● Document passage
● ● ● ● ● ● ●
HJS
PETR SKRABANEK

NIGHT JOYCE OF A THOUSAND TIERS

"There is no work more intellectual, more disengaged from worry about contemporary matters, more estranged from time and space, more foreign to politics, war, the torment of wretched Europe, none more preoccupied with the great interests of life, love, desire, death, childhood, fatherhood, the mystery of eternal return." This is how the French Academician, Louis Gillet, described Finnegans Wake.

James Stephens said: "it is unreadable ... it is wonderful."

On the other hand, St. John Gogarty, in a fit of blinding envy suggested that Finnegans Wake was a gigantic hoax written by an idiot on the backside of beauty. Or, to quote from the Wake itself, "the recital of the rigmarole" (174.04), "a stinksome inkestink" (183.06), "a ... riot of blots and blurs and bars and balls and hoops and wriggles and juxtaposed jottings linked by spurts of speed" (118.29).

After "his usylessly unreadable Blue Book of Eccles" (179.26), Joyce wrote the "bluest book in baile's annals" (13.21). As a young artist Joyce started with Ibsen, and ended obscene. Finnegans Wake with its "sexophonologistic Schizophrenesis" (123.18) however, in distinction to Ulysses, was never banned, despite its "seedy ejaculations" (183.23) and the "fluefoul smut" (183.15), as all the four-letter words have been "variously inflected, differently pronounced, otherwise spelled" (118.26). The scatological eschatology also seems to have escaped the attention of vigilant censors.

The verbal diarrhoea, the riverrun, of the floozie in the jacuzzi, is punctuated by ten thunderous farts, totalling 1001 letters. Thousand and One Nights of tails within tales, of tumescence and detumescence, of drinking and pissing, of eating and defecation, "turning breakfarts into lost soupirs" (453.11). In the upside down universe of the Wake, God's creative breath becomes Devil's fart, and paternoster, "farternoiser" (530.36). The sound of Finnegans Wake is that of chamberpot music.

If Ulysses was a day book, a stream of consciousness of one man, Everyman Bloom, Finnegans Wake is a night book, a nightmare stream from the unconscious of all men, of Nomen. Bloom's day is followed by Noman's night. The action takes place "nowhere," now and here, in Noman's land. "This nonday diary, this allnights newseryreel" (489.35). The time is "nowtime" (290.17), "noughttime" (349.06).
● ● ● ● ● ● ●
● Raw records
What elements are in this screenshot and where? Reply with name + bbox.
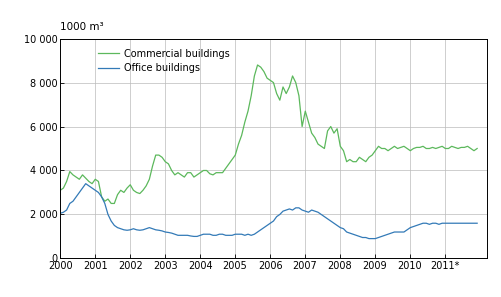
Office buildings	[473, 222, 479, 225]
Commercial buildings	[473, 147, 479, 150]
Line: Commercial buildings: Commercial buildings	[60, 65, 476, 203]
Text: 1000 m³: 1000 m³	[60, 22, 104, 32]
Commercial buildings	[254, 63, 260, 67]
Commercial buildings	[397, 146, 403, 149]
Office buildings	[397, 230, 403, 234]
Office buildings	[95, 191, 101, 194]
Line: Office buildings: Office buildings	[60, 184, 476, 238]
Office buildings	[57, 211, 63, 215]
Commercial buildings	[400, 145, 406, 148]
Commercial buildings	[111, 202, 117, 205]
Commercial buildings	[200, 169, 206, 172]
Office buildings	[111, 224, 117, 227]
Office buildings	[400, 230, 406, 234]
Office buildings	[187, 234, 193, 238]
Legend: Commercial buildings, Office buildings: Commercial buildings, Office buildings	[95, 46, 232, 76]
Office buildings	[200, 233, 206, 236]
Office buildings	[83, 182, 89, 185]
Office buildings	[365, 237, 371, 240]
Commercial buildings	[92, 178, 98, 181]
Commercial buildings	[187, 171, 193, 174]
Commercial buildings	[57, 189, 63, 192]
Commercial buildings	[108, 202, 114, 205]
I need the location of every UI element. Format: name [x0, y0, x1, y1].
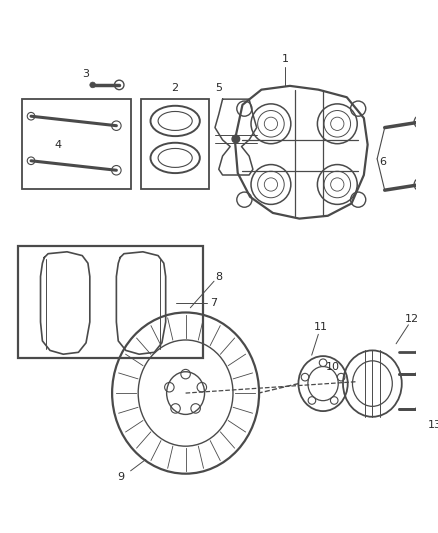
Text: 11: 11 — [314, 322, 328, 332]
Text: 1: 1 — [282, 54, 289, 64]
Circle shape — [418, 119, 424, 125]
Text: 12: 12 — [405, 314, 419, 324]
Circle shape — [90, 82, 95, 88]
Bar — [18, 246, 203, 358]
Circle shape — [232, 135, 240, 143]
Text: 2: 2 — [172, 83, 179, 93]
Text: 7: 7 — [211, 298, 218, 308]
Bar — [141, 99, 209, 189]
Text: 9: 9 — [117, 472, 125, 481]
Text: 10: 10 — [325, 361, 339, 372]
Text: 3: 3 — [82, 69, 89, 78]
Circle shape — [418, 182, 424, 187]
Text: 8: 8 — [215, 272, 223, 282]
Text: 13: 13 — [428, 421, 438, 430]
Bar — [21, 99, 131, 189]
Text: 5: 5 — [215, 83, 222, 93]
Text: 4: 4 — [54, 140, 61, 150]
Text: 6: 6 — [379, 157, 386, 167]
● ● ● ● ● ● ●
● Jobs
1 – Please reproduce everything in the Finnegans Wake essay from "NIGHT JOYCE OF" down to "described Finnegans Wake.", swapping "Academician" for "critic".
2 – According to the Finnegans Wake essay, how many letters do the ten thunderous farts total?
3 – Carry on the Finnegans Wake essay from its final sentence.
The material is unrelated to the Finnegans Wake essay.

● Results by task
1 –
NIGHT JOYCE OF A THOUSAND TIERS

"There is no work more intellectual, more disengaged from worry about contemporary matters, more estranged from time and space, more foreign to politics, war, the torment of wretched Europe, none more preoccupied with the great interests of life, love, desire, death, childhood, fatherhood, the mystery of eternal return." This is how the French critic, Louis Gillet, described Finnegans Wake.

2 – 1001 letters.

3 –
Just like the proverbial Heraclitean river, you can never step into the same stream of Finnegans Wake twice. "Every word [is] bound over to carry three score and ten toptypsical readings throughout the book of Doublends Jined" (20.14). The reader, like Theseus, is lost in the labyrinth of theses and antitheses fusing into new syntheses. Each pair of Heraclitean opposites form both a unity and plurality, but if Heraclitus was known as "the weeping philosopher," Joyce, "the tragic jester" (171.15) is "agush with tears of joy" (178.12), as there is "lots of fun at Finnegan's wake." (Fun in Japanese means "excrement"). It's "hugglebeddy fann" (616.01).

The readers of Finnegans Wake are of two types: those who pretend to read it and those who read it to pretend. But each time the reader turns the revolving drum of the Finnegans Wake prayerwheel, it sends up new revolting blasphemies.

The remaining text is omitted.